▶ _Aim of the task_: Gather the lines from the material that contain "Supervision".

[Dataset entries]
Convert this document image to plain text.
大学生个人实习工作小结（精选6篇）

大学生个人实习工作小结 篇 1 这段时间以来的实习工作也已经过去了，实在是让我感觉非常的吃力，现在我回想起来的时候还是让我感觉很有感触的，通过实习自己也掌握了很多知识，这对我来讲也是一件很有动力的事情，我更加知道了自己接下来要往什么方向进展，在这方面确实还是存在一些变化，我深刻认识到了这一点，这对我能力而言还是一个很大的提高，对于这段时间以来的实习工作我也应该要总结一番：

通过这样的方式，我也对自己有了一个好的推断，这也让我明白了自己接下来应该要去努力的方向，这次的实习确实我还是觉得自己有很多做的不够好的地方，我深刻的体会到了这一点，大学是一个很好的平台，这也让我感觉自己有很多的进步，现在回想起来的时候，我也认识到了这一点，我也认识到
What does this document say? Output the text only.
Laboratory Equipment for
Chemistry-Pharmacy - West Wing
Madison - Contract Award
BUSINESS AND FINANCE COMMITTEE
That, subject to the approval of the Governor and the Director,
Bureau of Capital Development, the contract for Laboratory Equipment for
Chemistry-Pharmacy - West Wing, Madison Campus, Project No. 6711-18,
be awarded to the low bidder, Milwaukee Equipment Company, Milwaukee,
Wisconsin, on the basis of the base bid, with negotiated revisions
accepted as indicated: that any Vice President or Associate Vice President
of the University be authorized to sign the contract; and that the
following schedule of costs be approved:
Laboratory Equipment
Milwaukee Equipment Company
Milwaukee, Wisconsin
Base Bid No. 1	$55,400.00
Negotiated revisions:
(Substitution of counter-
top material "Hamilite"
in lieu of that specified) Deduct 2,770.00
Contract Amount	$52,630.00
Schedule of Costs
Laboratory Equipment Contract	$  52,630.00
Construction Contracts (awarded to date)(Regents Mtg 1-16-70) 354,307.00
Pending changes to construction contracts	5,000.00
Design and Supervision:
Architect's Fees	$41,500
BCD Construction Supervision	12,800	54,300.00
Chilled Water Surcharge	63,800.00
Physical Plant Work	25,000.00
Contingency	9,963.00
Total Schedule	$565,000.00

▶ _Exercise answer_:
Design and Supervision:
BCD Construction Supervision	12,800	54,300.00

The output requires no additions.